PROBLEM DETAILS: Reproduce all of the listing below without alteration.

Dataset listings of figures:
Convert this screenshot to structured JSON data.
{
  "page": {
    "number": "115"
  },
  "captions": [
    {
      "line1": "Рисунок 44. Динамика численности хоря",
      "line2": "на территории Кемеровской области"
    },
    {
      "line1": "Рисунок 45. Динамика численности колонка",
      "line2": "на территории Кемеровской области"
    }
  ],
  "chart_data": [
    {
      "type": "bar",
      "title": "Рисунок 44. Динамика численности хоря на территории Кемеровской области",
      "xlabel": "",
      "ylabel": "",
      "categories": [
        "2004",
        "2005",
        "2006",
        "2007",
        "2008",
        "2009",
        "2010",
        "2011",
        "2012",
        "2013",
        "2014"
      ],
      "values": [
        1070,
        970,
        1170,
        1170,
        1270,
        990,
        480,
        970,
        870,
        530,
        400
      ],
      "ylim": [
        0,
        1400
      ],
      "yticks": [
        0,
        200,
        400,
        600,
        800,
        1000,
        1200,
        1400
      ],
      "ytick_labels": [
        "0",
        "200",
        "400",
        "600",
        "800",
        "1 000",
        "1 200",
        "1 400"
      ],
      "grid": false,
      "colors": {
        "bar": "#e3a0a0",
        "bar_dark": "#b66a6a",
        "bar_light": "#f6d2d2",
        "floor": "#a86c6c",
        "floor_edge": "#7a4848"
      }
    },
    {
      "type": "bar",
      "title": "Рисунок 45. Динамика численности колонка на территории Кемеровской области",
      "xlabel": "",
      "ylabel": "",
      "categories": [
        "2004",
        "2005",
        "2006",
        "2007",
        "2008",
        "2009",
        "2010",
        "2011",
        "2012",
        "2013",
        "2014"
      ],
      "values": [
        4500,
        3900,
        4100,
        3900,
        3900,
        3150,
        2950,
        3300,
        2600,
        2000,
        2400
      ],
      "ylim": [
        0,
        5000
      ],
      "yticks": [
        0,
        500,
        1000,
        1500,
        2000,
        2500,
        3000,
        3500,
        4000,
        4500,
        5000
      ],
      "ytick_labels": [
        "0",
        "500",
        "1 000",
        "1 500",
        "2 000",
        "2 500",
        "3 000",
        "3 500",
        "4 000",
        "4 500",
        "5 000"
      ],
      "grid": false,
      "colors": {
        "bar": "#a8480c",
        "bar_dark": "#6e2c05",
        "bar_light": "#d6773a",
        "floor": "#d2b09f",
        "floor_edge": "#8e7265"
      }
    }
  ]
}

RESULT OF THE EXERCISE:
Convert this screenshot to structured JSON data.
{
  "page": {
    "number": "115"
  },
  "captions": [
    {
      "line1": "Рисунок 44. Динамика численности хоря",
      "line2": "на территории Кемеровской области"
    },
    {
      "line1": "Рисунок 45. Динамика численности колонка",
      "line2": "на территории Кемеровской области"
    }
  ],
  "chart_data": [
    {
      "type": "bar",
      "title": "Рисунок 44. Динамика численности хоря на территории Кемеровской области",
      "xlabel": "",
      "ylabel": "",
      "categories": [
        "2004",
        "2005",
        "2006",
        "2007",
        "2008",
        "2009",
        "2010",
        "2011",
        "2012",
        "2013",
        "2014"
      ],
      "values": [
        1070,
        970,
        1170,
        1170,
        1270,
        990,
        480,
        970,
        870,
        530,
        400
      ],
      "ylim": [
        0,
        1400
      ],
      "yticks": [
        0,
        200,
        400,
        600,
        800,
        1000,
        1200,
        1400
      ],
      "ytick_labels": [
        "0",
        "200",
        "400",
        "600",
        "800",
        "1 000",
        "1 200",
        "1 400"
      ],
      "grid": false,
      "colors": {
        "bar": "#e3a0a0",
        "bar_dark": "#b66a6a",
        "bar_light": "#f6d2d2",
        "floor": "#a86c6c",
        "floor_edge": "#7a4848"
      }
    },
    {
      "type": "bar",
      "title": "Рисунок 45. Динамика численности колонка на территории Кемеровской области",
      "xlabel": "",
      "ylabel": "",
      "categories": [
        "2004",
        "2005",
        "2006",
        "2007",
        "2008",
        "2009",
        "2010",
        "2011",
        "2012",
        "2013",
        "2014"
      ],
      "values": [
        4500,
        3900,
        4100,
        3900,
        3900,
        3150,
        2950,
        3300,
        2600,
        2000,
        2400
      ],
      "ylim": [
        0,
        5000
      ],
      "yticks": [
        0,
        500,
        1000,
        1500,
        2000,
        2500,
        3000,
        3500,
        4000,
        4500,
        5000
      ],
      "ytick_labels": [
        "0",
        "500",
        "1 000",
        "1 500",
        "2 000",
        "2 500",
        "3 000",
        "3 500",
        "4 000",
        "4 500",
        "5 000"
      ],
      "grid": false,
      "colors": {
        "bar": "#a8480c",
        "bar_dark": "#6e2c05",
        "bar_light": "#d6773a",
        "floor": "#d2b09f",
        "floor_edge": "#8e7265"
      }
    }
  ]
}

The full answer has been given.